**INSTRUCTION:**
Reproduce all entries precisely, down to the last character.

Stored data
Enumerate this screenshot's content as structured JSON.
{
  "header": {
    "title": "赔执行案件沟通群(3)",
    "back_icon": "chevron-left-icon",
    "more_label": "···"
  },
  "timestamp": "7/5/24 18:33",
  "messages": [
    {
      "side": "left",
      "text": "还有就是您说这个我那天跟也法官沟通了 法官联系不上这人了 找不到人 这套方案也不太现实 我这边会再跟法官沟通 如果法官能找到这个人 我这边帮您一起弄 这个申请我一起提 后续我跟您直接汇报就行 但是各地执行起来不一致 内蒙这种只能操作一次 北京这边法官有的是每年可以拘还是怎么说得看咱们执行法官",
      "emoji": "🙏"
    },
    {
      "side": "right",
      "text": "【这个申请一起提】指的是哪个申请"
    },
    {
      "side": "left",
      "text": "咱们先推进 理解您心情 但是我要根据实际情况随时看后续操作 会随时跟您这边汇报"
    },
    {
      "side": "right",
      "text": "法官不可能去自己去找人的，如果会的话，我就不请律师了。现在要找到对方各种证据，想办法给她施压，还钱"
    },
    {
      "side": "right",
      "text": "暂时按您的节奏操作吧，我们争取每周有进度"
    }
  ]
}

**RIGHT ANSWER:**
Enumerate this screenshot's content as structured JSON.
{
  "header": {
    "title": "赔执行案件沟通群(3)",
    "back_icon": "chevron-left-icon",
    "more_label": "···"
  },
  "timestamp": "7/5/24 18:33",
  "messages": [
    {
      "side": "left",
      "text": "还有就是您说这个我那天跟也法官沟通了 法官联系不上这人了 找不到人 这套方案也不太现实 我这边会再跟法官沟通 如果法官能找到这个人 我这边帮您一起弄 这个申请我一起提 后续我跟您直接汇报就行 但是各地执行起来不一致 内蒙这种只能操作一次 北京这边法官有的是每年可以拘还是怎么说得看咱们执行法官",
      "emoji": "🙏"
    },
    {
      "side": "right",
      "text": "【这个申请一起提】指的是哪个申请"
    },
    {
      "side": "left",
      "text": "咱们先推进 理解您心情 但是我要根据实际情况随时看后续操作 会随时跟您这边汇报"
    },
    {
      "side": "right",
      "text": "法官不可能去自己去找人的，如果会的话，我就不请律师了。现在要找到对方各种证据，想办法给她施压，还钱"
    },
    {
      "side": "right",
      "text": "暂时按您的节奏操作吧，我们争取每周有进度"
    }
  ]
}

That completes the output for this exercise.